Working data
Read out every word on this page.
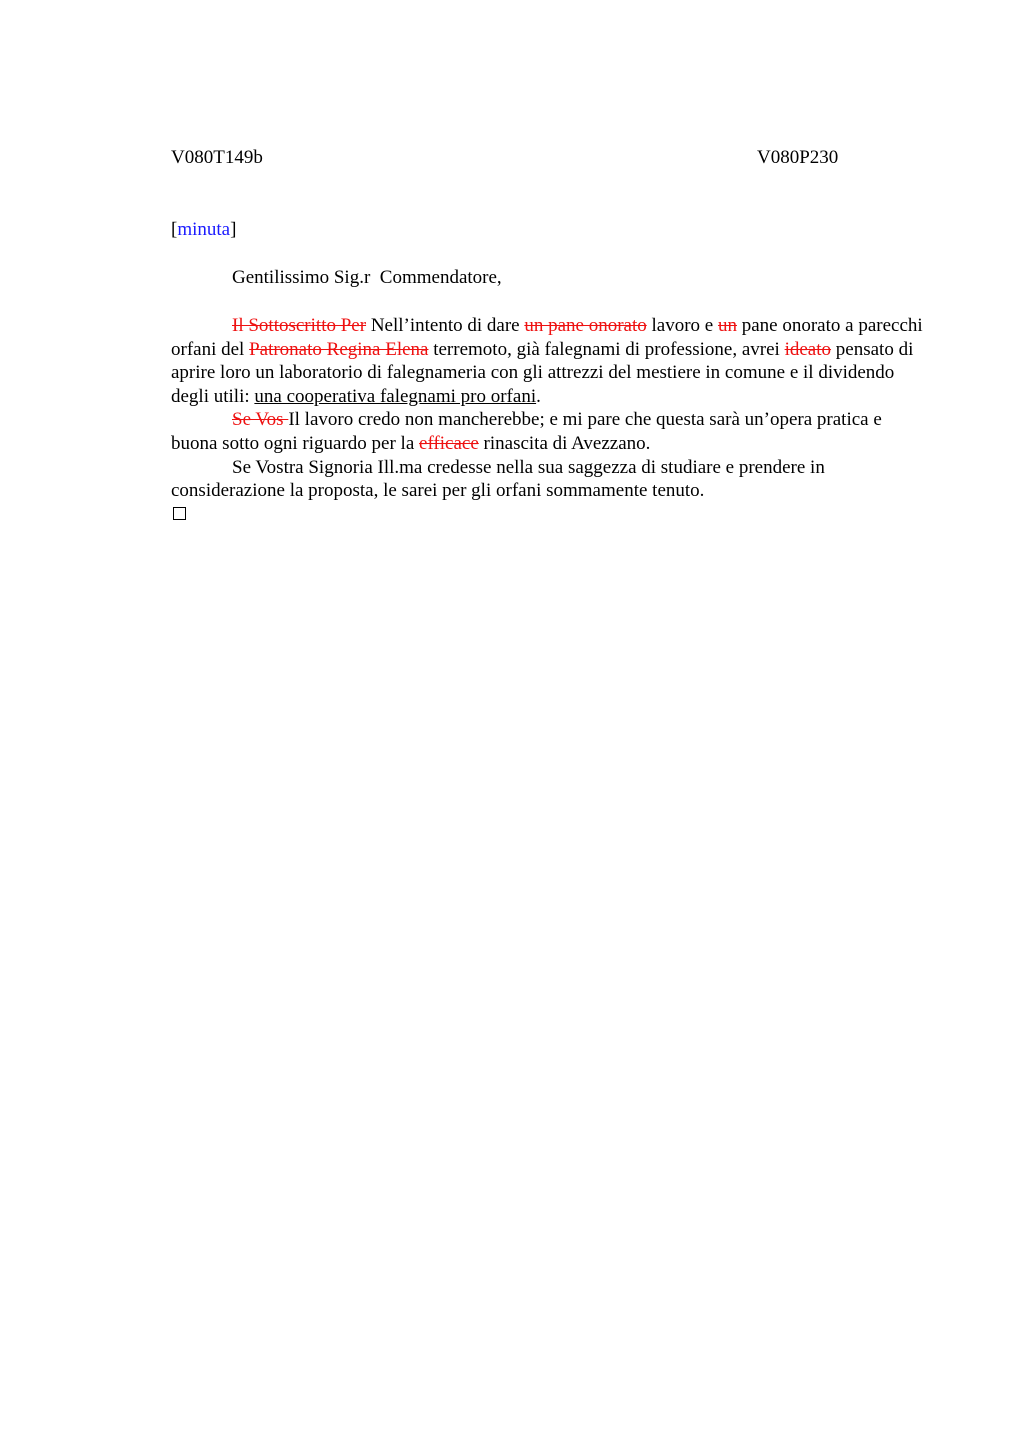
V080T149b	V080P230
[minuta]
Gentilissimo Sig.r  Commendatore,

Il Sottoscritto Per Nell’intento di dare un pane onorato lavoro e un pane onorato a parecchi orfani del Patronato Regina Elena terremoto, già falegnami di professione, avrei ideato pensato di aprire loro un laboratorio di falegnameria con gli attrezzi del mestiere in comune e il dividendo degli utili: una cooperativa falegnami pro orfani.

Se Vos Il lavoro credo non mancherebbe; e mi pare che questa sarà un’opera pratica e buona sotto ogni riguardo per la efficace rinascita di Avezzano.

Se Vostra Signoria Ill.ma credesse nella sua saggezza di studiare e prendere in considerazione la proposta, le sarei per gli orfani sommamente tenuto.
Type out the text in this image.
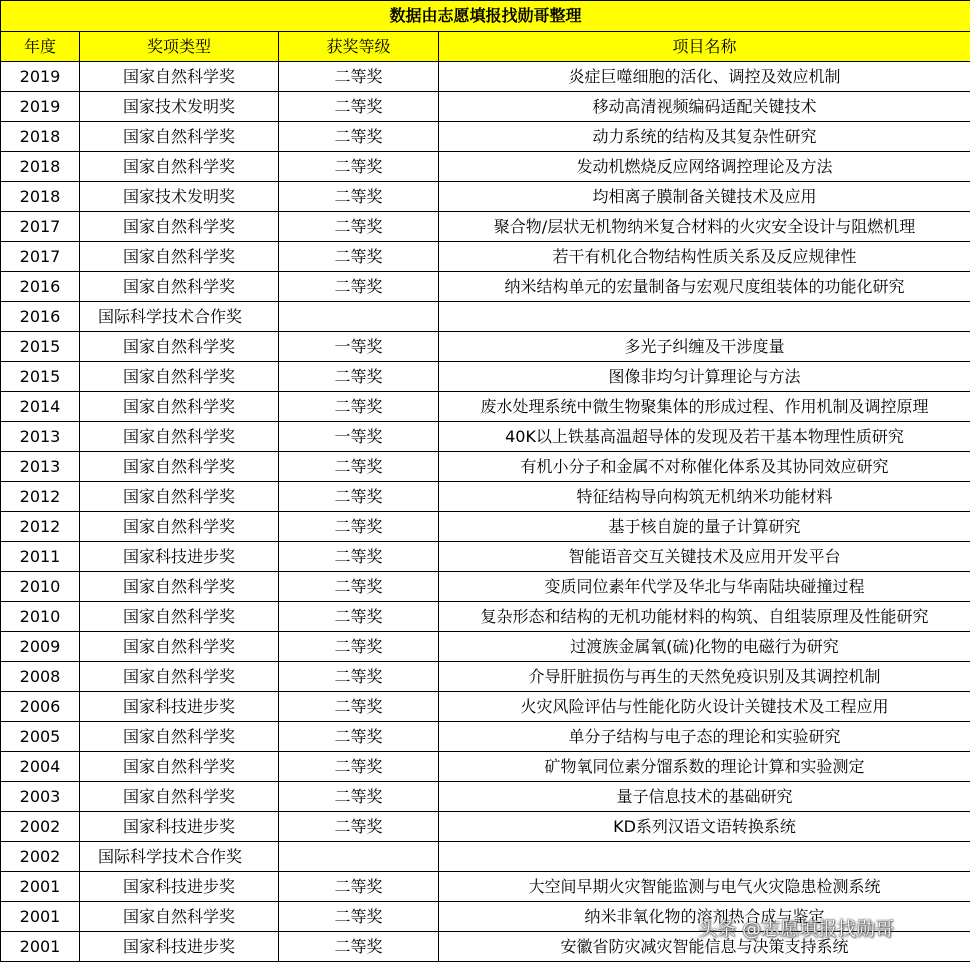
数据由志愿填报找勋哥整理			
年度	奖项类型	获奖等级	项目名称
2019	国家自然科学奖	二等奖	炎症巨噬细胞的活化、调控及效应机制
2019	国家技术发明奖	二等奖	移动高清视频编码适配关键技术
2018	国家自然科学奖	二等奖	动力系统的结构及其复杂性研究
2018	国家自然科学奖	二等奖	发动机燃烧反应网络调控理论及方法
2018	国家技术发明奖	二等奖	均相离子膜制备关键技术及应用
2017	国家自然科学奖	二等奖	聚合物/层状无机物纳米复合材料的火灾安全设计与阻燃机理
2017	国家自然科学奖	二等奖	若干有机化合物结构性质关系及反应规律性
2016	国家自然科学奖	二等奖	纳米结构单元的宏量制备与宏观尺度组装体的功能化研究
2016	国际科学技术合作奖		
2015	国家自然科学奖	一等奖	多光子纠缠及干涉度量
2015	国家自然科学奖	二等奖	图像非均匀计算理论与方法
2014	国家自然科学奖	二等奖	废水处理系统中微生物聚集体的形成过程、作用机制及调控原理
2013	国家自然科学奖	一等奖	40K以上铁基高温超导体的发现及若干基本物理性质研究
2013	国家自然科学奖	二等奖	有机小分子和金属不对称催化体系及其协同效应研究
2012	国家自然科学奖	二等奖	特征结构导向构筑无机纳米功能材料
2012	国家自然科学奖	二等奖	基于核自旋的量子计算研究
2011	国家科技进步奖	二等奖	智能语音交互关键技术及应用开发平台
2010	国家自然科学奖	二等奖	变质同位素年代学及华北与华南陆块碰撞过程
2010	国家自然科学奖	二等奖	复杂形态和结构的无机功能材料的构筑、自组装原理及性能研究
2009	国家自然科学奖	二等奖	过渡族金属氧(硫)化物的电磁行为研究
2008	国家自然科学奖	二等奖	介导肝脏损伤与再生的天然免疫识别及其调控机制
2006	国家科技进步奖	二等奖	火灾风险评估与性能化防火设计关键技术及工程应用
2005	国家自然科学奖	二等奖	单分子结构与电子态的理论和实验研究
2004	国家自然科学奖	二等奖	矿物氧同位素分馏系数的理论计算和实验测定
2003	国家自然科学奖	二等奖	量子信息技术的基础研究
2002	国家科技进步奖	二等奖	KD系列汉语文语转换系统
2002	国际科学技术合作奖		
2001	国家科技进步奖	二等奖	大空间早期火灾智能监测与电气火灾隐患检测系统
2001	国家自然科学奖	二等奖	纳米非氧化物的溶剂热合成与鉴定
2001	国家科技进步奖	二等奖	安徽省防灾减灾智能信息与决策支持系统
头条 @志愿填报找勋哥
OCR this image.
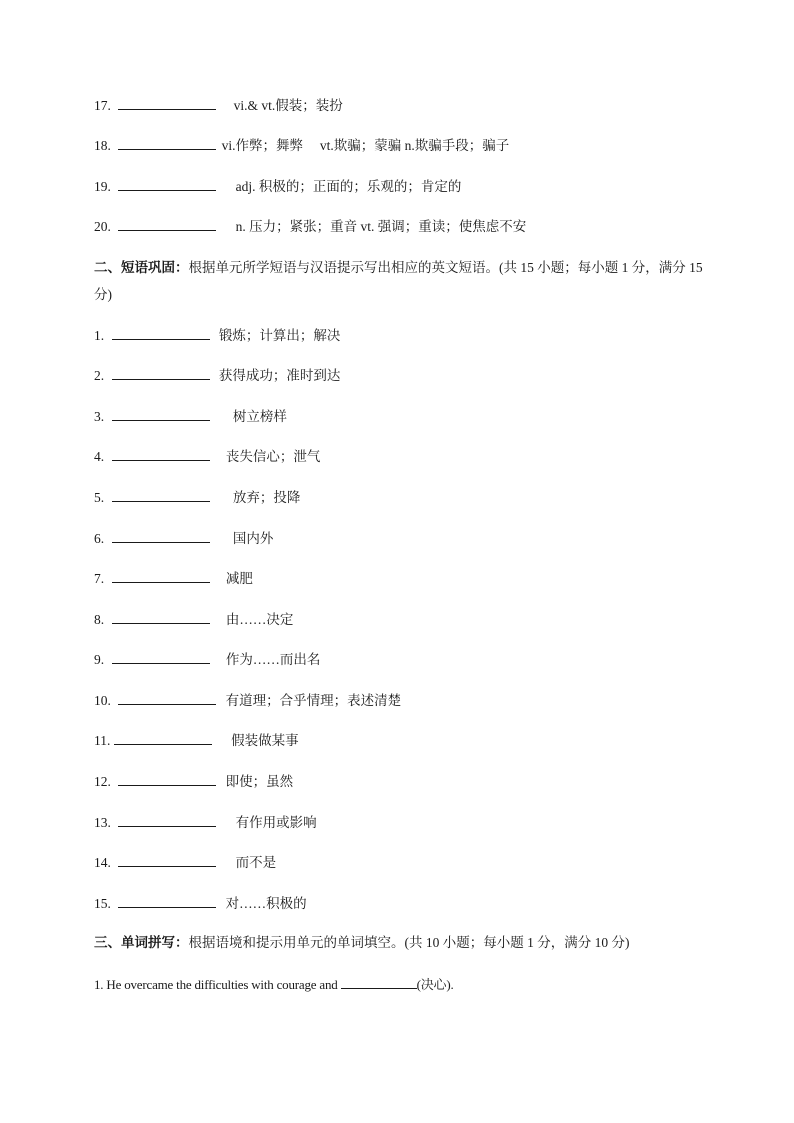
17.	vi.& vt.假装；装扮
18.	vi.作弊；舞弊 　vt.欺骗；蒙骗 n.欺骗手段；骗子
19.	adj. 积极的；正面的；乐观的；肯定的
20.	n. 压力；紧张；重音 vt. 强调；重读；使焦虑不安
二、短语巩固：根据单元所学短语与汉语提示写出相应的英文短语。(共 15 小题；每小题 1 分，满分 15 分)
1.	锻炼；计算出；解决
2.	获得成功；准时到达
3.	树立榜样
4.	丧失信心；泄气
5.	放弃；投降
6.	国内外
7.	减肥
8.	由……决定
9.	作为……而出名
10.	有道理；合乎情理；表述清楚
11.	假装做某事
12.	即使；虽然
13.	有作用或影响
14.	而不是
15.	对……积极的
三、单词拼写：根据语境和提示用单元的单词填空。(共 10 小题；每小题 1 分，满分 10 分)
1. He overcame the difficulties with courage and	(决心).
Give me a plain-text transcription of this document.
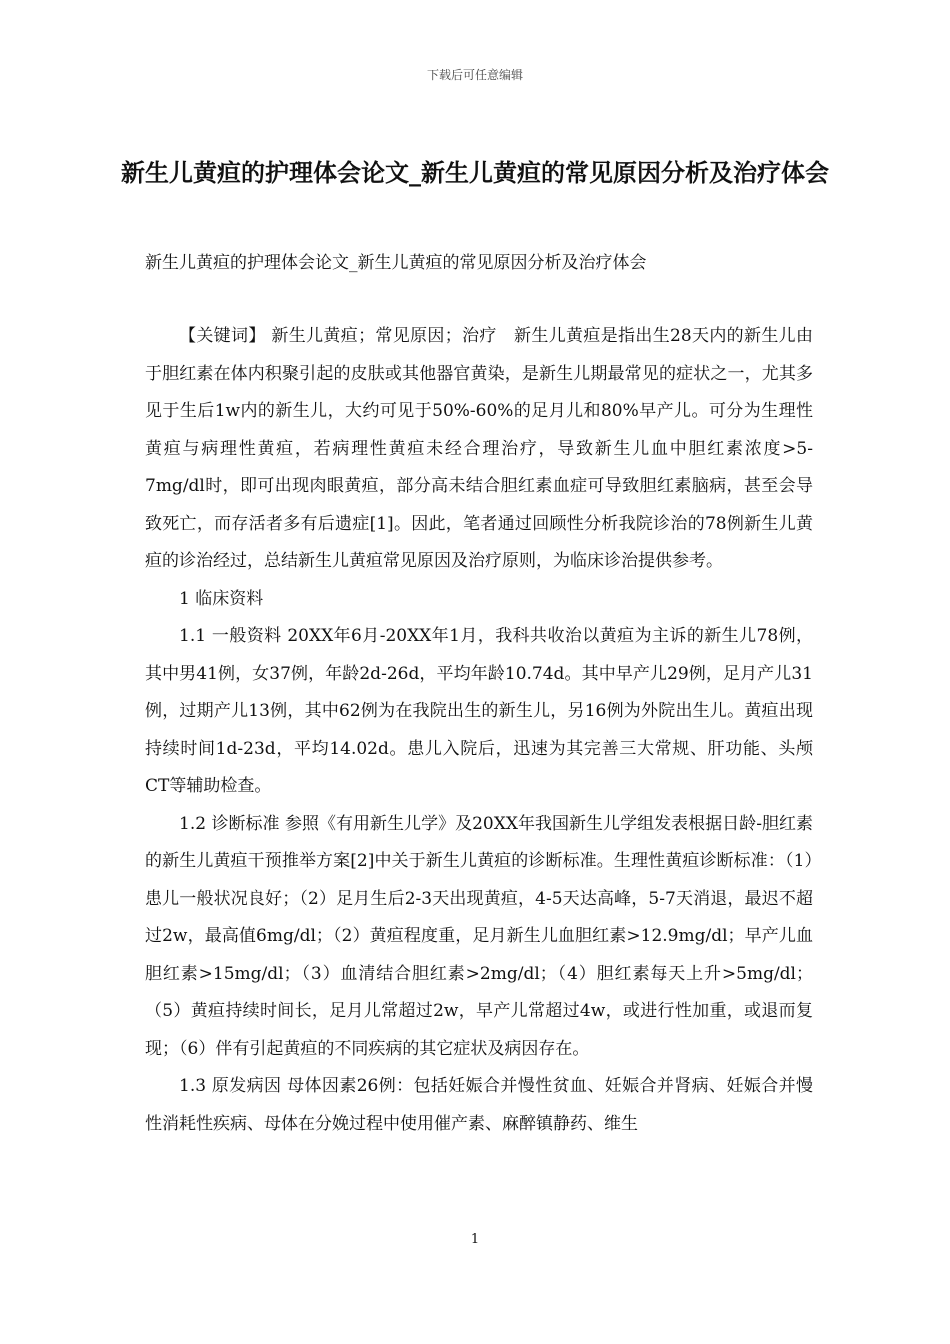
下载后可任意编辑
新生儿黄疸的护理体会论文_新生儿黄疸的常见原因分析及治疗体会

新生儿黄疸的护理体会论文_新生儿黄疸的常见原因分析及治疗体会

【关键词】 新生儿黄疸；常见原因；治疗　新生儿黄疸是指出生28天内的新生儿由于胆红素在体内积聚引起的皮肤或其他器官黄染，是新生儿期最常见的症状之一，尤其多见于生后1w内的新生儿，大约可见于50%-60%的足月儿和80%早产儿。可分为生理性黄疸与病理性黄疸，若病理性黄疸未经合理治疗，导致新生儿血中胆红素浓度>5-7mg/dl时，即可出现肉眼黄疸，部分高未结合胆红素血症可导致胆红素脑病，甚至会导致死亡，而存活者多有后遗症[1]。因此，笔者通过回顾性分析我院诊治的78例新生儿黄疸的诊治经过，总结新生儿黄疸常见原因及治疗原则，为临床诊治提供参考。

1 临床资料

1.1 一般资料 20XX年6月-20XX年1月，我科共收治以黄疸为主诉的新生儿78例，其中男41例，女37例，年龄2d-26d，平均年龄10.74d。其中早产儿29例，足月产儿31例，过期产儿13例，其中62例为在我院出生的新生儿，另16例为外院出生儿。黄疸出现持续时间1d-23d，平均14.02d。患儿入院后，迅速为其完善三大常规、肝功能、头颅CT等辅助检查。

1.2 诊断标准 参照《有用新生儿学》及20XX年我国新生儿学组发表根据日龄-胆红素的新生儿黄疸干预推举方案[2]中关于新生儿黄疸的诊断标准。生理性黄疸诊断标准：（1）患儿一般状况良好；（2）足月生后2-3天出现黄疸，4-5天达高峰，5-7天消退，最迟不超过2w，最高值6mg/dl；（2）黄疸程度重，足月新生儿血胆红素>12.9mg/dl；早产儿血胆红素>15mg/dl；（3）血清结合胆红素>2mg/dl；（4）胆红素每天上升>5mg/dl；（5）黄疸持续时间长，足月儿常超过2w，早产儿常超过4w，或进行性加重，或退而复现；（6）伴有引起黄疸的不同疾病的其它症状及病因存在。

1.3 原发病因 母体因素26例：包括妊娠合并慢性贫血、妊娠合并肾病、妊娠合并慢性消耗性疾病、母体在分娩过程中使用催产素、麻醉镇静药、维生

1
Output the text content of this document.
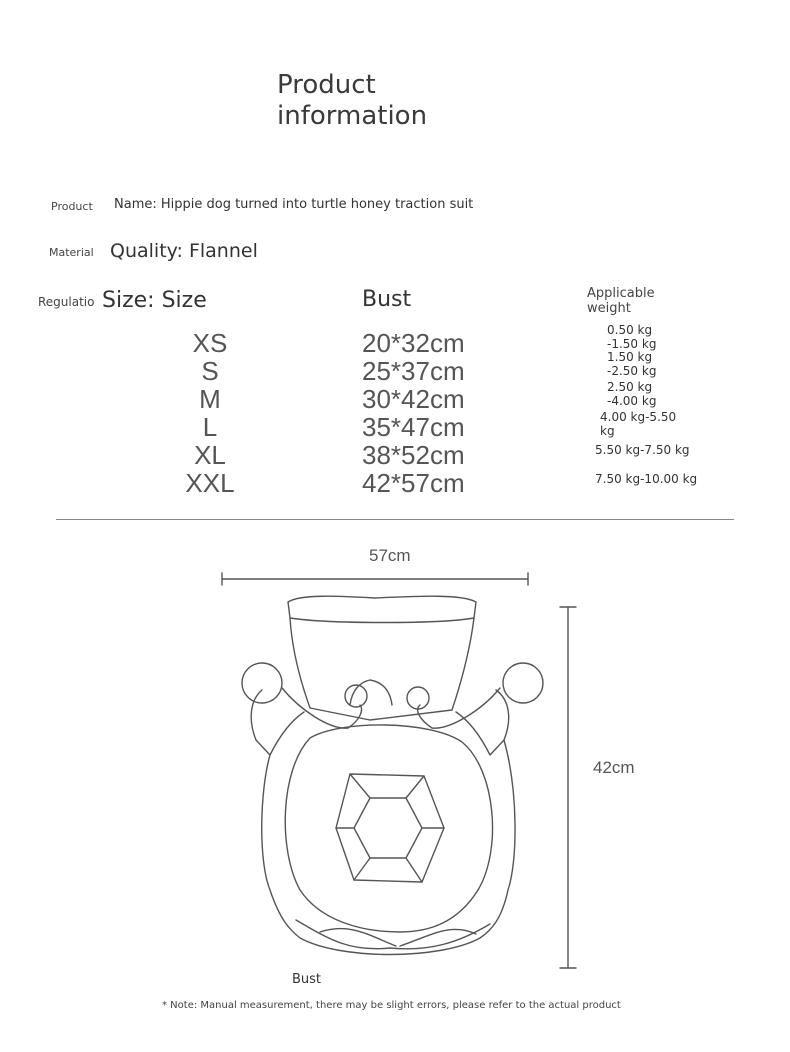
Product information
Product Name: Hippie dog turned into turtle honey traction suit
Material Quality: Flannel
Regulatio Size: Size	Bust	Applicable weight
XS
S
M
L
XL
XXL
20*32cm
25*37cm
30*42cm
35*47cm
38*52cm
42*57cm
0.50 kg -1.50 kg
1.50 kg -2.50 kg
2.50 kg -4.00 kg
4.00 kg-5.50 kg
5.50 kg-7.50 kg
7.50 kg-10.00 kg
57cm
42cm
Bust
* Note: Manual measurement, there may be slight errors, please refer to the actual product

Brief
Copy each line of the data above that holds "text".

Answer to this task
Type out the text in this image.
Give me a plain-text transcription of this document.
Output the text content of this document.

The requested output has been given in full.